Copy out the records in full, word for word, without pictures.
== Given entries ==
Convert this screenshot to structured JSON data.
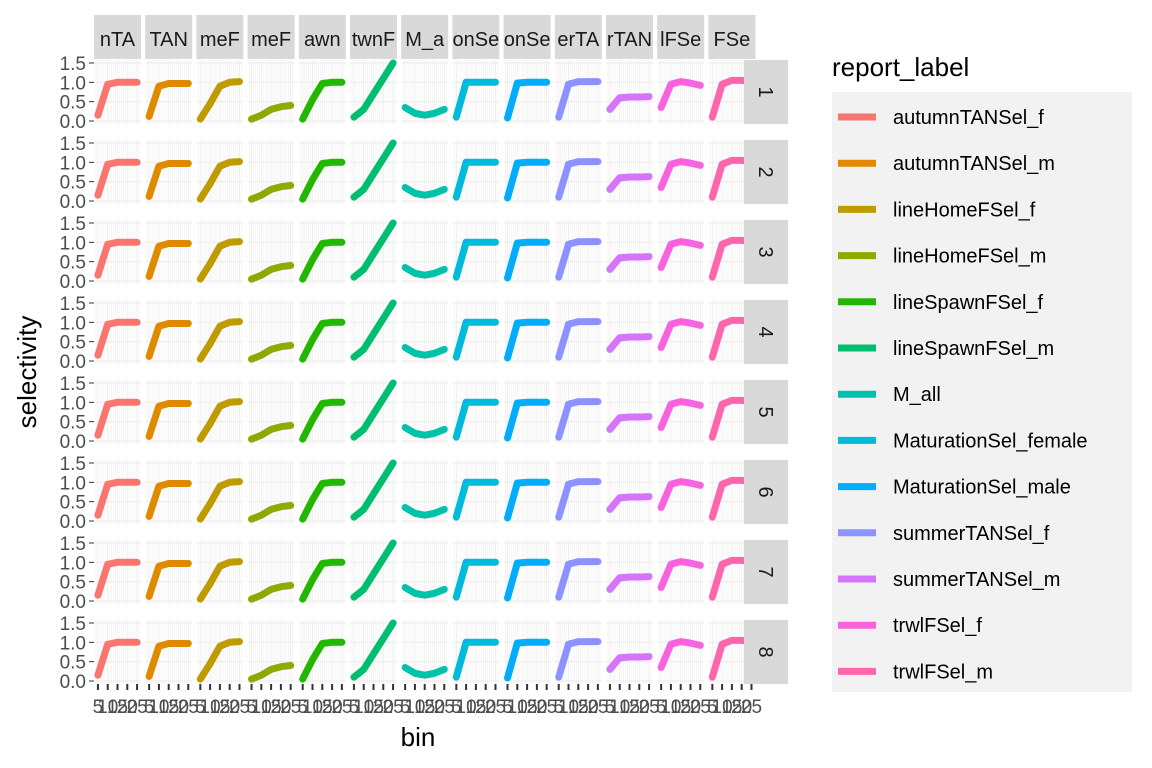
{
  "chart_data": {
    "type": "line",
    "xlabel": "bin",
    "ylabel": "selectivity",
    "ylim": [
      0,
      1.5
    ],
    "y_ticks": [
      "0.0",
      "0.5",
      "1.0",
      "1.5"
    ],
    "x_ticks": [
      "5",
      "10",
      "15",
      "20",
      "25"
    ],
    "x_values": [
      5,
      10,
      15,
      20,
      25
    ],
    "grid": true,
    "legend_position": "right",
    "legend_title": "report_label",
    "column_strips": [
      "autumnTANSel_f",
      "autumnTANSel_m",
      "lineHomeFSel_f",
      "lineHomeFSel_m",
      "lineSpawnFSel_f",
      "lineSpawnFSel_m",
      "M_all",
      "MaturationSel_female",
      "MaturationSel_male",
      "summerTANSel_f",
      "summerTANSel_m",
      "trwlFSel_f",
      "trwlFSel_m"
    ],
    "column_strip_visible": [
      "nTA",
      "TAN",
      "meF",
      "meF",
      "awn",
      "twnF",
      "M_a",
      "onSe",
      "onSe",
      "erTA",
      "rTAN",
      "lFSe",
      "FSe"
    ],
    "row_strips": [
      "1",
      "2",
      "3",
      "4",
      "5",
      "6",
      "7",
      "8"
    ],
    "series": [
      {
        "name": "autumnTANSel_f",
        "color": "#F8766D",
        "values": [
          0.15,
          0.95,
          1.0,
          1.0,
          1.0
        ]
      },
      {
        "name": "autumnTANSel_m",
        "color": "#E18A00",
        "values": [
          0.12,
          0.9,
          0.97,
          0.97,
          0.97
        ]
      },
      {
        "name": "lineHomeFSel_f",
        "color": "#BE9C00",
        "values": [
          0.05,
          0.45,
          0.9,
          1.0,
          1.02
        ]
      },
      {
        "name": "lineHomeFSel_m",
        "color": "#8CAB00",
        "values": [
          0.05,
          0.15,
          0.3,
          0.37,
          0.4
        ]
      },
      {
        "name": "lineSpawnFSel_f",
        "color": "#24B700",
        "values": [
          0.05,
          0.55,
          0.97,
          1.0,
          1.0
        ]
      },
      {
        "name": "lineSpawnFSel_m",
        "color": "#00BE70",
        "values": [
          0.1,
          0.3,
          0.7,
          1.1,
          1.5
        ]
      },
      {
        "name": "M_all",
        "color": "#00C1AB",
        "values": [
          0.35,
          0.2,
          0.15,
          0.2,
          0.3
        ]
      },
      {
        "name": "MaturationSel_female",
        "color": "#00BBDA",
        "values": [
          0.1,
          1.0,
          1.0,
          1.0,
          1.0
        ]
      },
      {
        "name": "MaturationSel_male",
        "color": "#00ACFC",
        "values": [
          0.08,
          0.98,
          1.0,
          1.0,
          1.0
        ]
      },
      {
        "name": "summerTANSel_f",
        "color": "#8B93FF",
        "values": [
          0.1,
          0.95,
          1.02,
          1.02,
          1.02
        ]
      },
      {
        "name": "summerTANSel_m",
        "color": "#D575FE",
        "values": [
          0.3,
          0.6,
          0.62,
          0.62,
          0.63
        ]
      },
      {
        "name": "trwlFSel_f",
        "color": "#F962DD",
        "values": [
          0.35,
          0.95,
          1.02,
          0.98,
          0.92
        ]
      },
      {
        "name": "trwlFSel_m",
        "color": "#FF65AC",
        "values": [
          0.1,
          0.95,
          1.05,
          1.05,
          1.02
        ]
      }
    ]
  }
}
===
• _Output for this exercise_:
Convert this screenshot to structured JSON data.
{
  "chart_data": {
    "type": "line",
    "xlabel": "bin",
    "ylabel": "selectivity",
    "ylim": [
      0,
      1.5
    ],
    "y_ticks": [
      "0.0",
      "0.5",
      "1.0",
      "1.5"
    ],
    "x_ticks": [
      "5",
      "10",
      "15",
      "20",
      "25"
    ],
    "x_values": [
      5,
      10,
      15,
      20,
      25
    ],
    "grid": true,
    "legend_position": "right",
    "legend_title": "report_label",
    "column_strips": [
      "autumnTANSel_f",
      "autumnTANSel_m",
      "lineHomeFSel_f",
      "lineHomeFSel_m",
      "lineSpawnFSel_f",
      "lineSpawnFSel_m",
      "M_all",
      "MaturationSel_female",
      "MaturationSel_male",
      "summerTANSel_f",
      "summerTANSel_m",
      "trwlFSel_f",
      "trwlFSel_m"
    ],
    "column_strip_visible": [
      "nTA",
      "TAN",
      "meF",
      "meF",
      "awn",
      "twnF",
      "M_a",
      "onSe",
      "onSe",
      "erTA",
      "rTAN",
      "lFSe",
      "FSe"
    ],
    "row_strips": [
      "1",
      "2",
      "3",
      "4",
      "5",
      "6",
      "7",
      "8"
    ],
    "series": [
      {
        "name": "autumnTANSel_f",
        "color": "#F8766D",
        "values": [
          0.15,
          0.95,
          1.0,
          1.0,
          1.0
        ]
      },
      {
        "name": "autumnTANSel_m",
        "color": "#E18A00",
        "values": [
          0.12,
          0.9,
          0.97,
          0.97,
          0.97
        ]
      },
      {
        "name": "lineHomeFSel_f",
        "color": "#BE9C00",
        "values": [
          0.05,
          0.45,
          0.9,
          1.0,
          1.02
        ]
      },
      {
        "name": "lineHomeFSel_m",
        "color": "#8CAB00",
        "values": [
          0.05,
          0.15,
          0.3,
          0.37,
          0.4
        ]
      },
      {
        "name": "lineSpawnFSel_f",
        "color": "#24B700",
        "values": [
          0.05,
          0.55,
          0.97,
          1.0,
          1.0
        ]
      },
      {
        "name": "lineSpawnFSel_m",
        "color": "#00BE70",
        "values": [
          0.1,
          0.3,
          0.7,
          1.1,
          1.5
        ]
      },
      {
        "name": "M_all",
        "color": "#00C1AB",
        "values": [
          0.35,
          0.2,
          0.15,
          0.2,
          0.3
        ]
      },
      {
        "name": "MaturationSel_female",
        "color": "#00BBDA",
        "values": [
          0.1,
          1.0,
          1.0,
          1.0,
          1.0
        ]
      },
      {
        "name": "MaturationSel_male",
        "color": "#00ACFC",
        "values": [
          0.08,
          0.98,
          1.0,
          1.0,
          1.0
        ]
      },
      {
        "name": "summerTANSel_f",
        "color": "#8B93FF",
        "values": [
          0.1,
          0.95,
          1.02,
          1.02,
          1.02
        ]
      },
      {
        "name": "summerTANSel_m",
        "color": "#D575FE",
        "values": [
          0.3,
          0.6,
          0.62,
          0.62,
          0.63
        ]
      },
      {
        "name": "trwlFSel_f",
        "color": "#F962DD",
        "values": [
          0.35,
          0.95,
          1.02,
          0.98,
          0.92
        ]
      },
      {
        "name": "trwlFSel_m",
        "color": "#FF65AC",
        "values": [
          0.1,
          0.95,
          1.05,
          1.05,
          1.02
        ]
      }
    ]
  }
}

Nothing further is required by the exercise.